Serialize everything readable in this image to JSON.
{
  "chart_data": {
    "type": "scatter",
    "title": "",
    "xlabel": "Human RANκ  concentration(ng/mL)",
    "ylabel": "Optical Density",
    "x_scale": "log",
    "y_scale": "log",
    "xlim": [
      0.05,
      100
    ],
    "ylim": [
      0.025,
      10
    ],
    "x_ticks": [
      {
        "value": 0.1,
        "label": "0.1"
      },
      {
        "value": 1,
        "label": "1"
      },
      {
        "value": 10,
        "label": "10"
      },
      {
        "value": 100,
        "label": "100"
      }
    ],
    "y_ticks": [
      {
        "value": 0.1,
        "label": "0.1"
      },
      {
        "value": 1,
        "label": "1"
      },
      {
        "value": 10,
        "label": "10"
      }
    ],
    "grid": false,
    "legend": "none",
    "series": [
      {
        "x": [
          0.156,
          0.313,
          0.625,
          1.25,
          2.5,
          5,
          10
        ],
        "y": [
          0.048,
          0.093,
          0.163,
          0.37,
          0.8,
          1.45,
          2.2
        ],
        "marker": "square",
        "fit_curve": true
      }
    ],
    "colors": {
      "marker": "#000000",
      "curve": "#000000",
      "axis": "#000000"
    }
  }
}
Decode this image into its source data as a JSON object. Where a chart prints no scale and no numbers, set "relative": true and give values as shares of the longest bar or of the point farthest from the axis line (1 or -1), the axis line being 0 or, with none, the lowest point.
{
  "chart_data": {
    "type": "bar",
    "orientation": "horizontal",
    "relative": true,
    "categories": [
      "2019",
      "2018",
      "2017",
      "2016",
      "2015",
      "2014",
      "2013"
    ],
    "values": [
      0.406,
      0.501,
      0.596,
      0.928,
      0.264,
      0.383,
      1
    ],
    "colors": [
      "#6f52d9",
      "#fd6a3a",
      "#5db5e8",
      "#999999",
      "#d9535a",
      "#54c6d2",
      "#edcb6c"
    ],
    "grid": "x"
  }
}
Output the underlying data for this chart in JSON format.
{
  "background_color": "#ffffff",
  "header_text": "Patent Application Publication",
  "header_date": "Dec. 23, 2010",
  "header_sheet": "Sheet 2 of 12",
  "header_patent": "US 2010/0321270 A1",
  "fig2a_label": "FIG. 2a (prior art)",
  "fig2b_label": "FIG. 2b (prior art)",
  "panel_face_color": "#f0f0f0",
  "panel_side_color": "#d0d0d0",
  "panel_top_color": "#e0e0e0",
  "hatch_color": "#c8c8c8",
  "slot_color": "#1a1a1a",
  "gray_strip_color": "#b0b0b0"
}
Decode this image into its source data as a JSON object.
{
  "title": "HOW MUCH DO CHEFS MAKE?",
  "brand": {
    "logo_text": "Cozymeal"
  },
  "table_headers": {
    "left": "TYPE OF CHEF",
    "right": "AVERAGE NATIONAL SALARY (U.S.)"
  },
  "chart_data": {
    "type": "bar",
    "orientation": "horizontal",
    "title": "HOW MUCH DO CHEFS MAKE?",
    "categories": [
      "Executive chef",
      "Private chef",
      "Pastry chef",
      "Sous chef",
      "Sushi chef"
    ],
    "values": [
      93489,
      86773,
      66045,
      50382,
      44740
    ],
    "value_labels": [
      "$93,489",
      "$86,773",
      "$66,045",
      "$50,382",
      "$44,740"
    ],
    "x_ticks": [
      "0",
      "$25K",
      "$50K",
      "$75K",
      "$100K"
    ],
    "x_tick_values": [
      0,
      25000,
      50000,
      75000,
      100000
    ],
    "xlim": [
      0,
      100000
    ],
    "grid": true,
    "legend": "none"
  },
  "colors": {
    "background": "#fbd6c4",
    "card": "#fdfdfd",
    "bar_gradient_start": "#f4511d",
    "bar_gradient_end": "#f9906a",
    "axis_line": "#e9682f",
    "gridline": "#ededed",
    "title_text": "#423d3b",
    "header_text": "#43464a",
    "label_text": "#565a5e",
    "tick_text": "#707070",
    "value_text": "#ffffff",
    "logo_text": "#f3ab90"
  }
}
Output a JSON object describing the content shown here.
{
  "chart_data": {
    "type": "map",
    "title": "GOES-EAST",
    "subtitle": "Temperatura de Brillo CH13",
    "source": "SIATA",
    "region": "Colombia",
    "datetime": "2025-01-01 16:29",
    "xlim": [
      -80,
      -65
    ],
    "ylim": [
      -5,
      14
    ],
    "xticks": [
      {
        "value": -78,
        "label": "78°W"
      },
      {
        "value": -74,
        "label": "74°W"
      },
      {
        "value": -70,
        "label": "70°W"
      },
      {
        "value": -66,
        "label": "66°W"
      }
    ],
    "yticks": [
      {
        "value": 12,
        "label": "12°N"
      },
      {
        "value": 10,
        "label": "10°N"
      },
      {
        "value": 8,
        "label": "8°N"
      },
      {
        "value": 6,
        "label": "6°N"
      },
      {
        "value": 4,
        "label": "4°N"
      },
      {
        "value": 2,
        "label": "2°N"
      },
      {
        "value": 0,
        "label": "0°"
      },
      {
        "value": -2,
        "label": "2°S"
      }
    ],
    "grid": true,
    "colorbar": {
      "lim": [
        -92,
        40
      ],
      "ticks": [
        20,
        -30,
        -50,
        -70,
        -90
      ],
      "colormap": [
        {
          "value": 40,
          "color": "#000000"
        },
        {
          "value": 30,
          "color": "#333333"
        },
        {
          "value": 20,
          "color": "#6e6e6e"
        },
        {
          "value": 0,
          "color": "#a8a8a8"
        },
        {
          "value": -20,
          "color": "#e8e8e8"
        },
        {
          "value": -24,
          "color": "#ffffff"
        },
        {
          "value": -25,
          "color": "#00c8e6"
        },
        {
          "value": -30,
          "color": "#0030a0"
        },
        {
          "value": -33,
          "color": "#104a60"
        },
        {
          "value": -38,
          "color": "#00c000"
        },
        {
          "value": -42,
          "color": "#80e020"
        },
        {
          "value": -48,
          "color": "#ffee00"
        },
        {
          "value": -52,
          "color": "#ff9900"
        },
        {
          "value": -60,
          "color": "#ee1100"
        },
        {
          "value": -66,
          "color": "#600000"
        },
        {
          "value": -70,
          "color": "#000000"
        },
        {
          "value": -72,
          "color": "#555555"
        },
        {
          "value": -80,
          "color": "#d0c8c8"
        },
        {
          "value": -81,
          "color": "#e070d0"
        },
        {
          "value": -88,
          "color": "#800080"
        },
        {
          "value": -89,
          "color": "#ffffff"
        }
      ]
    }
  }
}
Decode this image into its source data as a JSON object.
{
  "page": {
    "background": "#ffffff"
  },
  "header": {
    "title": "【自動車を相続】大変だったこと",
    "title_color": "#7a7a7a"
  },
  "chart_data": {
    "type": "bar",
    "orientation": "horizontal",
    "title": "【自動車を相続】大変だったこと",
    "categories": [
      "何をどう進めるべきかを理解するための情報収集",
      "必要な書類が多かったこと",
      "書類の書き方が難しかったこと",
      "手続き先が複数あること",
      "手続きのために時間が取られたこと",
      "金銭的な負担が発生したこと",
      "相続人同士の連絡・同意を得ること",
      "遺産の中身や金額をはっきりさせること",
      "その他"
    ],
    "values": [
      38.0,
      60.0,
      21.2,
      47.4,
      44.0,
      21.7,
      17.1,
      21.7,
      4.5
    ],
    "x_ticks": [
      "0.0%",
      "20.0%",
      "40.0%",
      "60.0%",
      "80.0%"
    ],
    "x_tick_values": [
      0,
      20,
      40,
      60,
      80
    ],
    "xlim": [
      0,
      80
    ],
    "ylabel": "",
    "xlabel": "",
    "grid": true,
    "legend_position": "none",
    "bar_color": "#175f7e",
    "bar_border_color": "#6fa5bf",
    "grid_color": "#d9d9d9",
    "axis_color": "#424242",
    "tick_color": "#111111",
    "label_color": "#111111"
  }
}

——

▶ Work to complete
Work through the listing above and report how many lines include the string "object", with no other text.

▶ Answer to the exercise
4